**Task description**
The response must be made up of the lines in the entries below that contain "mellan".

*** Opening of Record extracts ***

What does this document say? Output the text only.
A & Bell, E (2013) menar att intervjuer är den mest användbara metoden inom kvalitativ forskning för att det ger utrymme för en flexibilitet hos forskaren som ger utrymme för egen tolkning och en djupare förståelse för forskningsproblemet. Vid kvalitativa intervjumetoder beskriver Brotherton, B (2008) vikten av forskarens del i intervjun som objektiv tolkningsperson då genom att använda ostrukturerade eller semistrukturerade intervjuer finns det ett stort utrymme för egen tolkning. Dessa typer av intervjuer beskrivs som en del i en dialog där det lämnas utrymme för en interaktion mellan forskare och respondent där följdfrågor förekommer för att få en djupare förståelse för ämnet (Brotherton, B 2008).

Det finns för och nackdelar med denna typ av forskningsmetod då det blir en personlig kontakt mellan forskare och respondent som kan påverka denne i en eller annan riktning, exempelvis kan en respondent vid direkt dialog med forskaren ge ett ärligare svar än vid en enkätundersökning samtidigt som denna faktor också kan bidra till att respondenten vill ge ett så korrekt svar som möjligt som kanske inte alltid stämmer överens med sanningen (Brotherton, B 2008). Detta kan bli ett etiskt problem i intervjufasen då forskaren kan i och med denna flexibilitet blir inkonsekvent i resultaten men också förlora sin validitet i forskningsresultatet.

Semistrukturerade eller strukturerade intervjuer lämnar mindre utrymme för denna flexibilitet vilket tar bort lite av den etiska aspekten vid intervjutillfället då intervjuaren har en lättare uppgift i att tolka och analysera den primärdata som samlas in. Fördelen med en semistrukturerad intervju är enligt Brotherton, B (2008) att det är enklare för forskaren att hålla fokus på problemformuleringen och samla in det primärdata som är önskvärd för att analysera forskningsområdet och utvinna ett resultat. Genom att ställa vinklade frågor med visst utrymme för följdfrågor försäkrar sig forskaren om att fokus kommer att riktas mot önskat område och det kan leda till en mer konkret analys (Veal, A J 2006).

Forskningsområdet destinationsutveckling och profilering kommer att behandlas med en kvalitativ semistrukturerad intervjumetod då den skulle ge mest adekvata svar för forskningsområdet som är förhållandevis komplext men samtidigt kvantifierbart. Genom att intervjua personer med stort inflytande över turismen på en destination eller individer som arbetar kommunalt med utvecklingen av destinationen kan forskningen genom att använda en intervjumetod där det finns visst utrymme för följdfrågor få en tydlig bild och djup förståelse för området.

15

*** Close of Record extracts ***
*** Opening of Record extracts ***

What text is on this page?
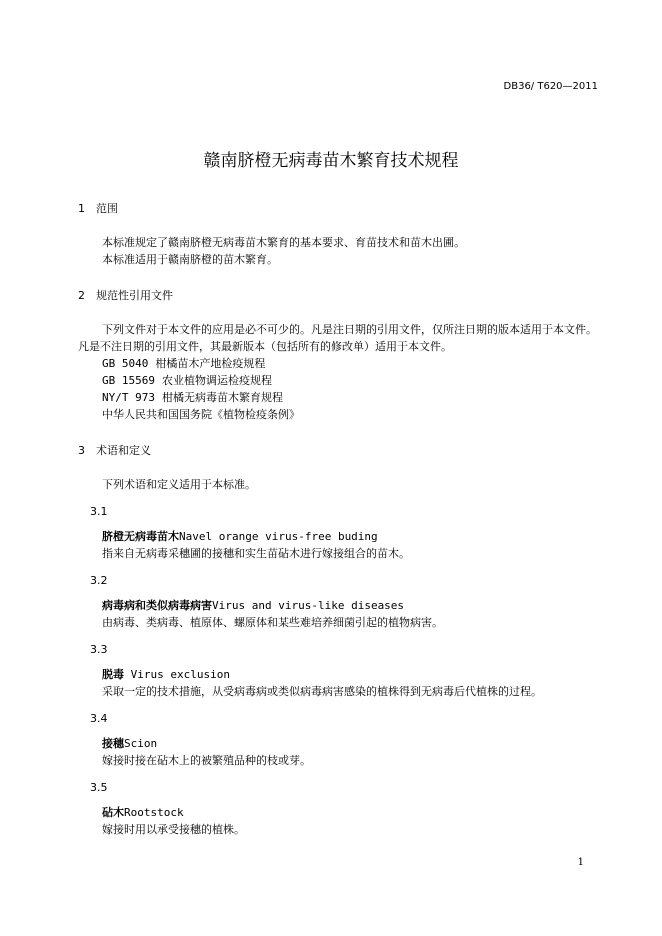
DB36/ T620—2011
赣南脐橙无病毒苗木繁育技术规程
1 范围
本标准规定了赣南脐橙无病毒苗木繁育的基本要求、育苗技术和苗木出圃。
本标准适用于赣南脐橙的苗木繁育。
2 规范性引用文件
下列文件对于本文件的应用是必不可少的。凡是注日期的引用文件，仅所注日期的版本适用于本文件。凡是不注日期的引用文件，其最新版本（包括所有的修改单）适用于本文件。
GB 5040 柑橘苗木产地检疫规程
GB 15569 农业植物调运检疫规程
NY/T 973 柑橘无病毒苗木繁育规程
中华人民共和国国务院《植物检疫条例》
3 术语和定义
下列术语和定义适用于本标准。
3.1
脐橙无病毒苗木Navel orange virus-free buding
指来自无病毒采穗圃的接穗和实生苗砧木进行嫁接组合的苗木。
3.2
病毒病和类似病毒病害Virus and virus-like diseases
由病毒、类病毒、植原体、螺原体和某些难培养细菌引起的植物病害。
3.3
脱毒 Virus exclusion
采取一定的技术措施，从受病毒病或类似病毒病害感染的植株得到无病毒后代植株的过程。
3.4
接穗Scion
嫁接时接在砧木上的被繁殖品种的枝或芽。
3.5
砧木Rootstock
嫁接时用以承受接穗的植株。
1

*** Close of Record extracts ***

**Solved problem**
A & Bell, E (2013) menar att intervjuer är den mest användbara metoden inom kvalitativ forskning för att det ger utrymme för en flexibilitet hos forskaren som ger utrymme för egen tolkning och en djupare förståelse för forskningsproblemet. Vid kvalitativa intervjumetoder beskriver Brotherton, B (2008) vikten av forskarens del i intervjun som objektiv tolkningsperson då genom att använda ostrukturerade eller semistrukturerade intervjuer finns det ett stort utrymme för egen tolkning. Dessa typer av intervjuer beskrivs som en del i en dialog där det lämnas utrymme för en interaktion mellan forskare och respondent där följdfrågor förekommer för att få en djupare förståelse för ämnet (Brotherton, B 2008).
Det finns för och nackdelar med denna typ av forskningsmetod då det blir en personlig kontakt mellan forskare och respondent som kan påverka denne i en eller annan riktning, exempelvis kan en respondent vid direkt dialog med forskaren ge ett ärligare svar än vid en enkätundersökning samtidigt som denna faktor också kan bidra till att respondenten vill ge ett så korrekt svar som möjligt som kanske inte alltid stämmer överens med sanningen (Brotherton, B 2008). Detta kan bli ett etiskt problem i intervjufasen då forskaren kan i och med denna flexibilitet blir inkonsekvent i resultaten men också förlora sin validitet i forskningsresultatet.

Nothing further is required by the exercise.